### Dataset records
####

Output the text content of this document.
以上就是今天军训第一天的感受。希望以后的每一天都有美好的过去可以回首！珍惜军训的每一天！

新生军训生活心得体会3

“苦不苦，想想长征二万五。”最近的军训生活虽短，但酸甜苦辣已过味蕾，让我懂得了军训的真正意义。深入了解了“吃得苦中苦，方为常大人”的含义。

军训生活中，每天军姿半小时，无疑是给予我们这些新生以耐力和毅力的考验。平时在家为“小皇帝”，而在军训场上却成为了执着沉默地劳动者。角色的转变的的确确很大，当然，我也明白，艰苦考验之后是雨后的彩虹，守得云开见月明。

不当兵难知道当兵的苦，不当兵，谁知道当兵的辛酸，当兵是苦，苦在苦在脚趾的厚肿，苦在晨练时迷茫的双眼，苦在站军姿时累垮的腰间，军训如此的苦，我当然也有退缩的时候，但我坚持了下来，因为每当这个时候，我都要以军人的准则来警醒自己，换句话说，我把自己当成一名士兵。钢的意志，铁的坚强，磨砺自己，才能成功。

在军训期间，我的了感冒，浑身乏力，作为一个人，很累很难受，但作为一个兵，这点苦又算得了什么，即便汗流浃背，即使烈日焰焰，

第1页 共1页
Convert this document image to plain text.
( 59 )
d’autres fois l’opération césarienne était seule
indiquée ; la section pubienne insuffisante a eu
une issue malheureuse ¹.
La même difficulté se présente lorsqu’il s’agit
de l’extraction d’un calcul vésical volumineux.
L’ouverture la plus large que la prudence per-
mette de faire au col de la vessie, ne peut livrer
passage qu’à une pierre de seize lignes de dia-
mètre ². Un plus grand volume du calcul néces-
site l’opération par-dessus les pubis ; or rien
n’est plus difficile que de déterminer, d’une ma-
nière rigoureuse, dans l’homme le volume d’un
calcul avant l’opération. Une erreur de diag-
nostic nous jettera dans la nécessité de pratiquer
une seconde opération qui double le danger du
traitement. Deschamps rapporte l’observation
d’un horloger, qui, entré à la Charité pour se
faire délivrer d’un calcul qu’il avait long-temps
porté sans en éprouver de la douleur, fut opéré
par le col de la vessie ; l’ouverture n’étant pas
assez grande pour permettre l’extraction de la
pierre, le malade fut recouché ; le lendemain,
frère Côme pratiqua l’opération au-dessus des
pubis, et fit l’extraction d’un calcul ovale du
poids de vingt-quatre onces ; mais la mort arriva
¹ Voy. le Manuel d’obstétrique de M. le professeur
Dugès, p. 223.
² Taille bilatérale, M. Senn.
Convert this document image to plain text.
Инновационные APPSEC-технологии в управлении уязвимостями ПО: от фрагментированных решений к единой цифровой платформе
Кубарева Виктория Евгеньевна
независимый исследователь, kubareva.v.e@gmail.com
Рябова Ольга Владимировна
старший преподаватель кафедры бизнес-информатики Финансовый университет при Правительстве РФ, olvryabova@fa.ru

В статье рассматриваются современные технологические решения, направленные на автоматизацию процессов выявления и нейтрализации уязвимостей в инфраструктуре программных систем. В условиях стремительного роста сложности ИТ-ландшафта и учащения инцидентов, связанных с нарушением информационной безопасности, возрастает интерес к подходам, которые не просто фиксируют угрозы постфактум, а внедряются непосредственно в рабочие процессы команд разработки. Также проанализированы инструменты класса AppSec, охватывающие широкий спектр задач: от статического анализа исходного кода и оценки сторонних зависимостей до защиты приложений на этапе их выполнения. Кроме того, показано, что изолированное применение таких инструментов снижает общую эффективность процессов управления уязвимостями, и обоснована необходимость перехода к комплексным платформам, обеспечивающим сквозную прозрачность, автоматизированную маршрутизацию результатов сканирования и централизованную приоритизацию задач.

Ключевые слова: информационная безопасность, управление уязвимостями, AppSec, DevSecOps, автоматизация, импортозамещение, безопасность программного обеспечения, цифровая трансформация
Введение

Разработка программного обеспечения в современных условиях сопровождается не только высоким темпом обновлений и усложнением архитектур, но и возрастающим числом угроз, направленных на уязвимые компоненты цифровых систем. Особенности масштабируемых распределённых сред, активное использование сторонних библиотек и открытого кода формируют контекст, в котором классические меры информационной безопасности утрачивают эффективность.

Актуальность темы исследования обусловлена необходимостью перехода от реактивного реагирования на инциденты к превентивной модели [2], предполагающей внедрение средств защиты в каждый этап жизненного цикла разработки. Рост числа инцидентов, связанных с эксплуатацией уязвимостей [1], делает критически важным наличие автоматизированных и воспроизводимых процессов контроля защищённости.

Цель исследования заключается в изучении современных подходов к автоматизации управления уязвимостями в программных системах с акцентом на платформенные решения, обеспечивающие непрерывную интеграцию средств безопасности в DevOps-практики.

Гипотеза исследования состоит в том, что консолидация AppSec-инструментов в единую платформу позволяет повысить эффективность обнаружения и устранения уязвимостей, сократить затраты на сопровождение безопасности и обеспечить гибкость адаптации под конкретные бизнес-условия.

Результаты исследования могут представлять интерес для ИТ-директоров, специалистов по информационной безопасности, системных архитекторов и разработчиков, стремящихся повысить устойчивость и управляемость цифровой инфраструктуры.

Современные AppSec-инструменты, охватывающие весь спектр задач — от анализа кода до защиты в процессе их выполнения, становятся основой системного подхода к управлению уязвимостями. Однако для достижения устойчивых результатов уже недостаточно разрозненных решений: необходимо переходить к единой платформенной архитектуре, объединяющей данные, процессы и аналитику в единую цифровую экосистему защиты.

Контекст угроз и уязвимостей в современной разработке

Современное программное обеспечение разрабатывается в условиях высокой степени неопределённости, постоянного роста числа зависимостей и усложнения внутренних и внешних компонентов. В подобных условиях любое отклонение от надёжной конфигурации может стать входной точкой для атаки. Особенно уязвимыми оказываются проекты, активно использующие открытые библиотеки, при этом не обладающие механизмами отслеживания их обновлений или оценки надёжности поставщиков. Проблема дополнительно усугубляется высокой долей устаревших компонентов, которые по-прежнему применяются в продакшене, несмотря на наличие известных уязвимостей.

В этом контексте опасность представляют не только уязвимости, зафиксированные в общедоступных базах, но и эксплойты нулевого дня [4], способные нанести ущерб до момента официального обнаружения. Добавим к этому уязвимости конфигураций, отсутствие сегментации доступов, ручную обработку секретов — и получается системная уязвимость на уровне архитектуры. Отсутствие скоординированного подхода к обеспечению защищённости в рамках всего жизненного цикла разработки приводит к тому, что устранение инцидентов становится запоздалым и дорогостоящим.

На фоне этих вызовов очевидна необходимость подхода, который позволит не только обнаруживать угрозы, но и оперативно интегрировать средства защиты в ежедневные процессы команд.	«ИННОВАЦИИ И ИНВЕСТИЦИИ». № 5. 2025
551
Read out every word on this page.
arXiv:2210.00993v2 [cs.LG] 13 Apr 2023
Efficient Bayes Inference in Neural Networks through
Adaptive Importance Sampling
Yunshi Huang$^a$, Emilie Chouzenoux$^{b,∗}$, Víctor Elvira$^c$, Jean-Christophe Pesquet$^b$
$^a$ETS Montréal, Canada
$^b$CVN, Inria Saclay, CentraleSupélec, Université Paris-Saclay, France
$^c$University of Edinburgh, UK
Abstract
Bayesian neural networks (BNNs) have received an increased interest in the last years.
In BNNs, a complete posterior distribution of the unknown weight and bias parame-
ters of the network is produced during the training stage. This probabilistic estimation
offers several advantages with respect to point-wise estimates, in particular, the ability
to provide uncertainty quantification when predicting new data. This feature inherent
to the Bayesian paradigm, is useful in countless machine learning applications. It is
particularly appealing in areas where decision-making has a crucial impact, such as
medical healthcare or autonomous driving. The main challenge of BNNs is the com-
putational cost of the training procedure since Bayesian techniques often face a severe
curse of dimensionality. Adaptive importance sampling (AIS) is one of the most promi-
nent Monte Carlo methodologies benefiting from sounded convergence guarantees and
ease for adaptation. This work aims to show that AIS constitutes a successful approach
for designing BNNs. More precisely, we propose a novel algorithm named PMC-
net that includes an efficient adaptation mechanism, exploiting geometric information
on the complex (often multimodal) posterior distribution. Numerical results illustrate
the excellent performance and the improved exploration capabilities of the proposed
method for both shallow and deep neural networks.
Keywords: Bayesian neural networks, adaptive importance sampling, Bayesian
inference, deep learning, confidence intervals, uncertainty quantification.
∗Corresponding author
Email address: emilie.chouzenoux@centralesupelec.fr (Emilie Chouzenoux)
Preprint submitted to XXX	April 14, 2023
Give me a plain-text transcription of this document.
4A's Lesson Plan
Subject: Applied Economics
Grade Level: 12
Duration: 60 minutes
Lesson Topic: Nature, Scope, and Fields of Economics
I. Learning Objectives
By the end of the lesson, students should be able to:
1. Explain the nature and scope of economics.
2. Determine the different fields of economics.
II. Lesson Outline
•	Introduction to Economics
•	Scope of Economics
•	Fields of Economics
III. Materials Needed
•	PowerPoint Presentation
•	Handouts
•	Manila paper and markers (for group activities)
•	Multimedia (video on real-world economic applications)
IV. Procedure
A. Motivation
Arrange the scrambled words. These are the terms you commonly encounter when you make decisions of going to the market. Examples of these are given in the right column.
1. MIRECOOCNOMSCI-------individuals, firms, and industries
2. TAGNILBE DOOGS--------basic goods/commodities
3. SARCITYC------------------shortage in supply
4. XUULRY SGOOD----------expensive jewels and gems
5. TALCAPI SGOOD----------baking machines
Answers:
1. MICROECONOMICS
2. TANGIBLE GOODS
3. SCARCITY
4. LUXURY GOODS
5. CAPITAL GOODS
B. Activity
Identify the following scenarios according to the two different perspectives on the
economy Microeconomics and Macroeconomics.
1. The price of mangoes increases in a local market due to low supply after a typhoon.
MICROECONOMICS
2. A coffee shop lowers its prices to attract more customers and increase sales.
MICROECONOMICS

####

Gather up the lines containing the word "supply" from these records and copy them.

### Finished exercise
3. SARCITYC------------------shortage in supply
1. The price of mangoes increases in a local market due to low supply after a typhoon.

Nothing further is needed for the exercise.